* [REQUIRED TASK]: In the data below, find every line with the string "Applicable" and pull it out.

* [RECORDS FOR THIS TASK]:
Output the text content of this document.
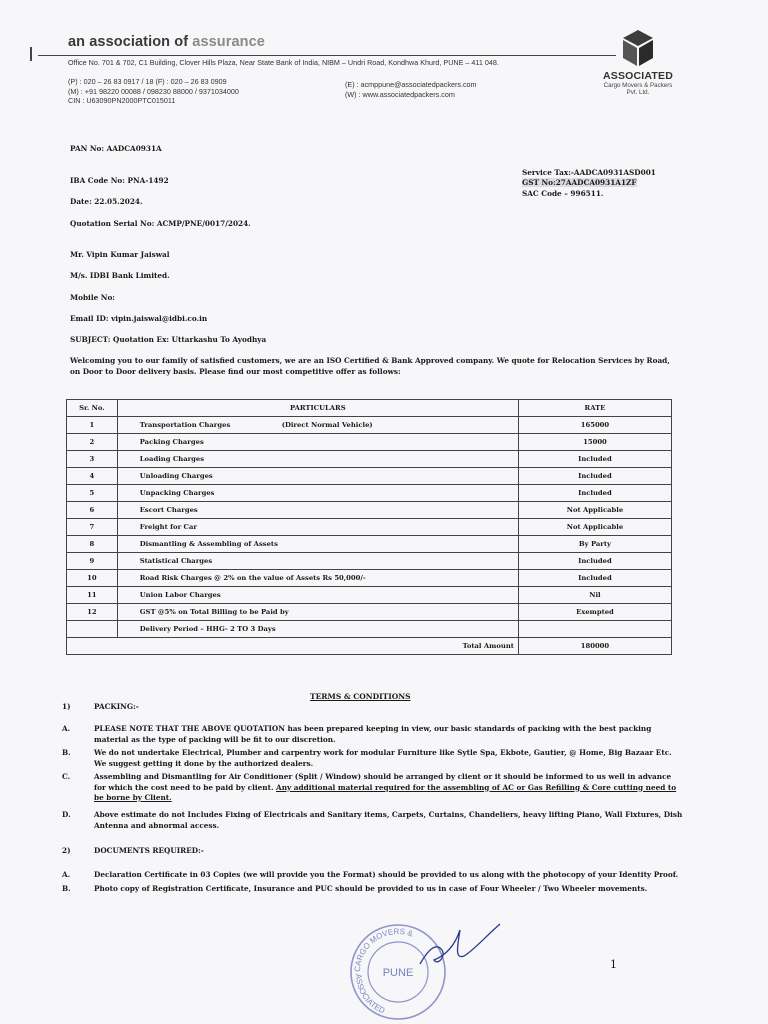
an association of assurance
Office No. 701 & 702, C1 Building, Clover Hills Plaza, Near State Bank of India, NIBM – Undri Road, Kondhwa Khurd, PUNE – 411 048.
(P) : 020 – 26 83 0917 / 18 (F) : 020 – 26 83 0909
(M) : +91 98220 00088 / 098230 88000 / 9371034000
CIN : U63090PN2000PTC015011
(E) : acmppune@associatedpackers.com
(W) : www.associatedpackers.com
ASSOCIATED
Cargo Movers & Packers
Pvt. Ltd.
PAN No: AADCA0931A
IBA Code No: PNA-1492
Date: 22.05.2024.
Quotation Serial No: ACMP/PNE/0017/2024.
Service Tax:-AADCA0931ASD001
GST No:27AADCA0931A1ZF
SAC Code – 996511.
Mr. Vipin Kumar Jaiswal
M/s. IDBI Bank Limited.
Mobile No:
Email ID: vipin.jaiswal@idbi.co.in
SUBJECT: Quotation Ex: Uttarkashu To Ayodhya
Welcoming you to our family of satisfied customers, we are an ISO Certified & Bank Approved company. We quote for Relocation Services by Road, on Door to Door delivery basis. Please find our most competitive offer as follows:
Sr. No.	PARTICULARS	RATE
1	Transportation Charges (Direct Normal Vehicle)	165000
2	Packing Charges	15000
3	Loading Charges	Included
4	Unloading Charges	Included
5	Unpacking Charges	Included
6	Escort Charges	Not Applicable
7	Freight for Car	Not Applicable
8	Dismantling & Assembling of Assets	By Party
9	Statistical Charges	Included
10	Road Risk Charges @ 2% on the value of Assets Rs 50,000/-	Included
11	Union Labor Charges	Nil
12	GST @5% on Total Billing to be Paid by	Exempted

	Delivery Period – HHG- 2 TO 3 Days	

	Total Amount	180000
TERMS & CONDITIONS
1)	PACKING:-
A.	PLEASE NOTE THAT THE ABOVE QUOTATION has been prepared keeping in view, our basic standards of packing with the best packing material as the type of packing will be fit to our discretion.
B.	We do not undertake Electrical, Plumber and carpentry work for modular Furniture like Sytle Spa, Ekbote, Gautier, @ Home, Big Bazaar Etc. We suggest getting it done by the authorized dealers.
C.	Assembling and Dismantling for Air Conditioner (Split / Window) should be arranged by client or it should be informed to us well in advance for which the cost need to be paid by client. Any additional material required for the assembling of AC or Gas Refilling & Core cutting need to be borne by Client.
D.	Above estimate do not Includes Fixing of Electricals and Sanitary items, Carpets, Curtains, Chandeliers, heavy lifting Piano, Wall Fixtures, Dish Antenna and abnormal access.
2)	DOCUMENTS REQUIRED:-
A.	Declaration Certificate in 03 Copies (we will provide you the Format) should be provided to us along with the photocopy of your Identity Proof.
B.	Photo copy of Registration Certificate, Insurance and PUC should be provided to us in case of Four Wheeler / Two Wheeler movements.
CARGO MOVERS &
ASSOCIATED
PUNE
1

---

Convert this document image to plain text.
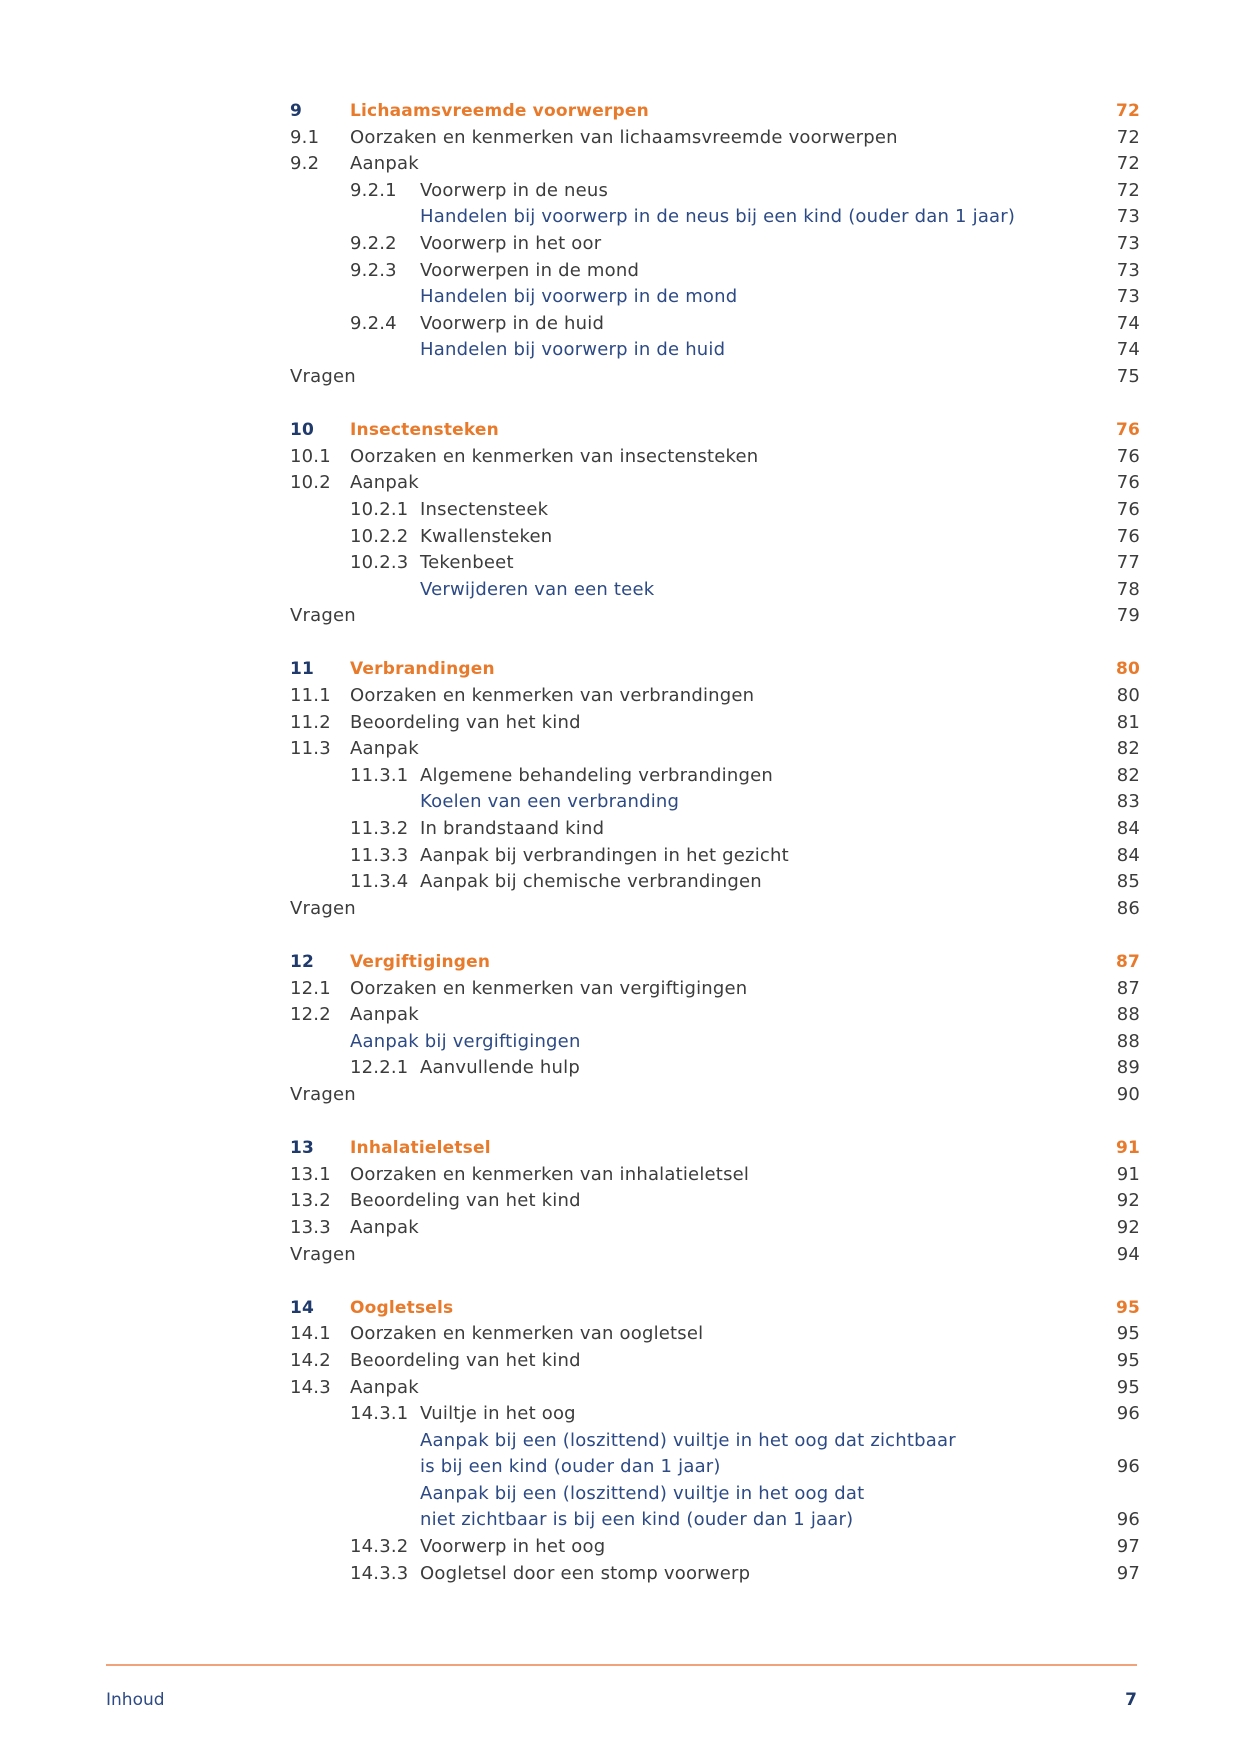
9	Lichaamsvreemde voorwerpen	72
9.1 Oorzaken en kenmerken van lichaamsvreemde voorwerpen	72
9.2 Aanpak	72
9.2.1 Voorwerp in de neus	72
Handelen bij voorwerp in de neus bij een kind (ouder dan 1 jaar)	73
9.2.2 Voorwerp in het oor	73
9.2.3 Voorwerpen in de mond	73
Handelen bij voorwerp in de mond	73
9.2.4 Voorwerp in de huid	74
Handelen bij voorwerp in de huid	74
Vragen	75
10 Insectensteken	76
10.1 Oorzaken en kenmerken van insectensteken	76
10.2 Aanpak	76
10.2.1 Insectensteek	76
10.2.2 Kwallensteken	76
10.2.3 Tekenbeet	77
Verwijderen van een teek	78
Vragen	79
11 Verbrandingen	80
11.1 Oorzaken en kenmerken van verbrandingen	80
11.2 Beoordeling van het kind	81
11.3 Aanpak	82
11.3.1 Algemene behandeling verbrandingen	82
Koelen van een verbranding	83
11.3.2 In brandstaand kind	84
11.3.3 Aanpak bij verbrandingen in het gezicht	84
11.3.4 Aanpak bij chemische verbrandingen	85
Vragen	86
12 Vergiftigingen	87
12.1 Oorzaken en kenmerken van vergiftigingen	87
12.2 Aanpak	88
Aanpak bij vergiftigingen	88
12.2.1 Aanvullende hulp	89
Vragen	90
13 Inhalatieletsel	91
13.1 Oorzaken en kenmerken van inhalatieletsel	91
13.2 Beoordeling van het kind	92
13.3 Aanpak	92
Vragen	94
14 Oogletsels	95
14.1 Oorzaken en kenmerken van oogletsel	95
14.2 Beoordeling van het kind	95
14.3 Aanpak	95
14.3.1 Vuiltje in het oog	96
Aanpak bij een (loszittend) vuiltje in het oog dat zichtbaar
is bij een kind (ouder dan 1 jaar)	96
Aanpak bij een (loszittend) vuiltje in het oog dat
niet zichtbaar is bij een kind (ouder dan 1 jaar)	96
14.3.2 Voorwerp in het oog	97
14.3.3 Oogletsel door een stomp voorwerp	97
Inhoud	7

==

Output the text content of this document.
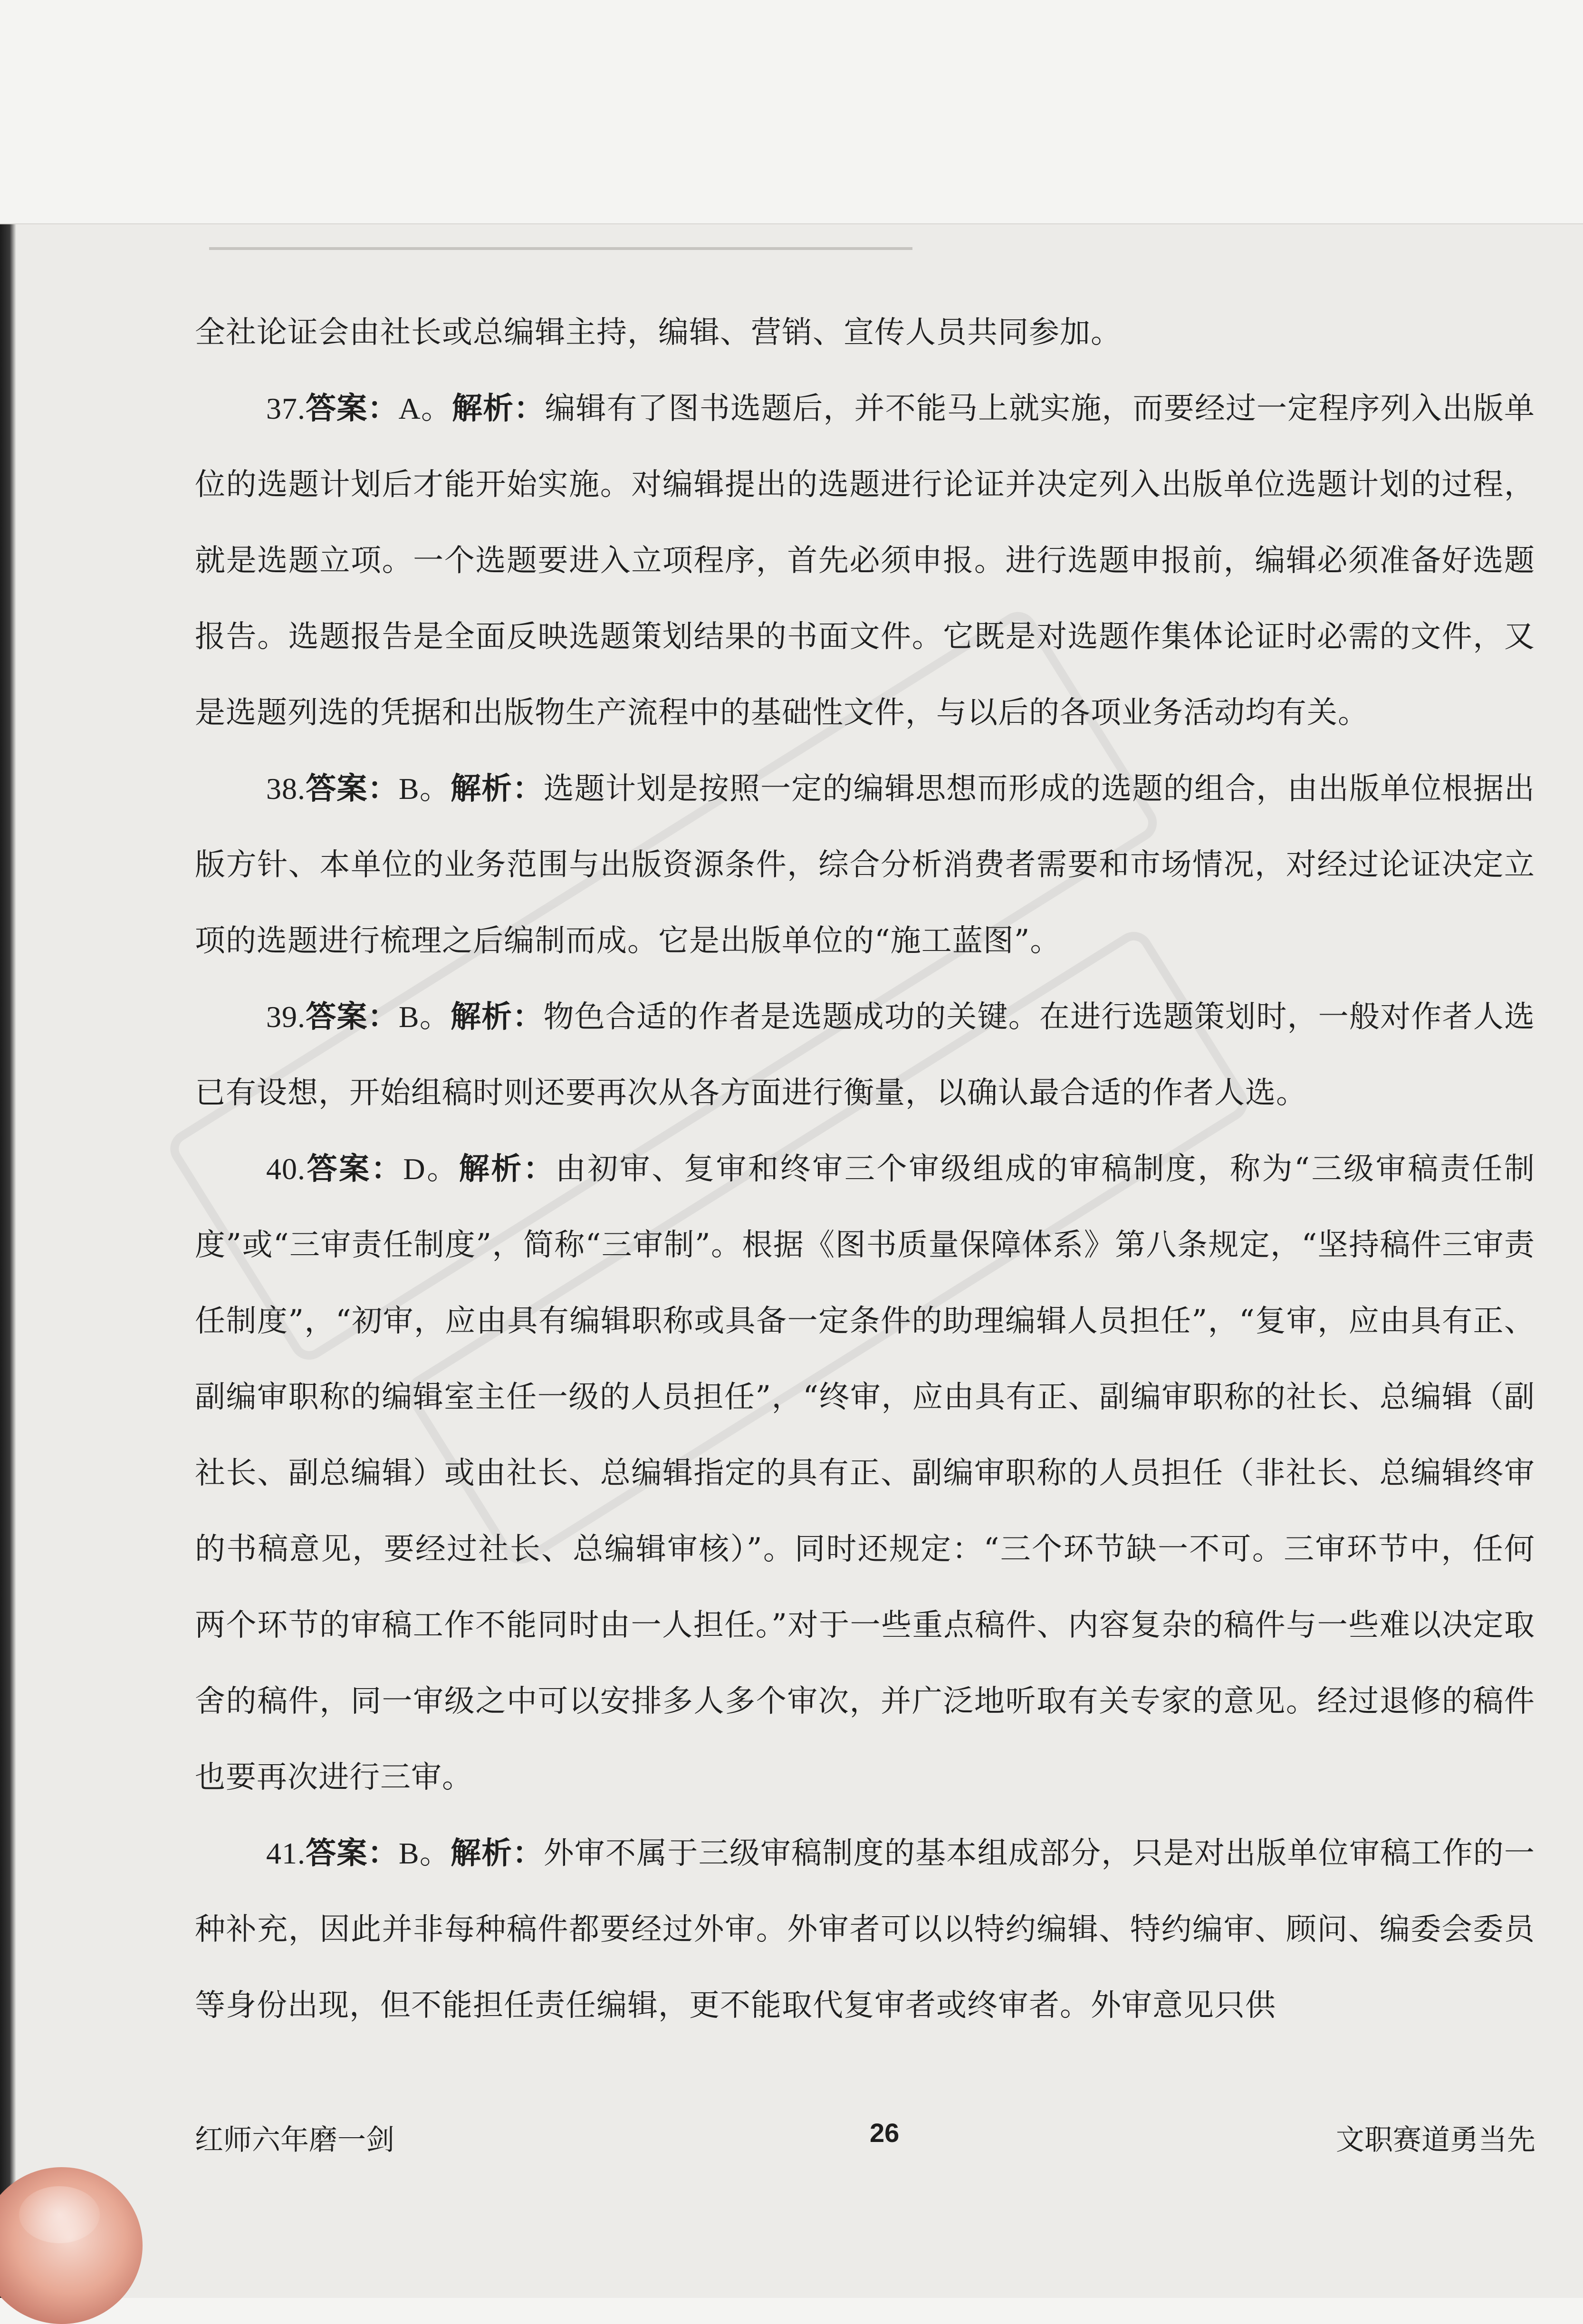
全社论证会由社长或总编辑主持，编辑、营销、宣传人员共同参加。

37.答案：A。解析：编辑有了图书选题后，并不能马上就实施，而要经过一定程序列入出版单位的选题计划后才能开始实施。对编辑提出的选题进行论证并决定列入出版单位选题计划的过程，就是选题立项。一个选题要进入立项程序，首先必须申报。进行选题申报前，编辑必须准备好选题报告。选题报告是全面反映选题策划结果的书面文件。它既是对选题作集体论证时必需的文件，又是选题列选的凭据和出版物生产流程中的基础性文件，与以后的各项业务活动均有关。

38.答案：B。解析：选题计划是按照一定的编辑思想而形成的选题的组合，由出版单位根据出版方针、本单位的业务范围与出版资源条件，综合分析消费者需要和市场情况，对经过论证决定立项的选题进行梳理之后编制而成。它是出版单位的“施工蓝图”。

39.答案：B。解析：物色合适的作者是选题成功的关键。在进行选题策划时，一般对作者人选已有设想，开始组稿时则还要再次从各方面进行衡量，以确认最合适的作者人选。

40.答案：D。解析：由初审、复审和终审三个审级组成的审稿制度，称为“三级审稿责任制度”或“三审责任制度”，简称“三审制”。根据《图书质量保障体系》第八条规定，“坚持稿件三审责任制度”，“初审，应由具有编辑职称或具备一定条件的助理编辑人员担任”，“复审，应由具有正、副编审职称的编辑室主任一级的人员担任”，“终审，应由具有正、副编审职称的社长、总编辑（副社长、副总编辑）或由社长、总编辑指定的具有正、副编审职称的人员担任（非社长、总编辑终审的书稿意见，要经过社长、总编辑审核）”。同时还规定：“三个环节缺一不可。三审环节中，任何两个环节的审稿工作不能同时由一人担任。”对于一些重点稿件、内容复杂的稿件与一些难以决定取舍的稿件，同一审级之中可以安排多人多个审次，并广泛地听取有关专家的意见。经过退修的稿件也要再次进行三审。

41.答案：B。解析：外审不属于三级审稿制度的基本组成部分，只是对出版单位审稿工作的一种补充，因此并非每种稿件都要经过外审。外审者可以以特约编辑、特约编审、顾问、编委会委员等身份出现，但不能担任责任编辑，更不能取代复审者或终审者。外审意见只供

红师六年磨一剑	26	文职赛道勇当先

* [FULL RESPONSE]:
6	Escort Charges	Not Applicable
7	Freight for Car	Not Applicable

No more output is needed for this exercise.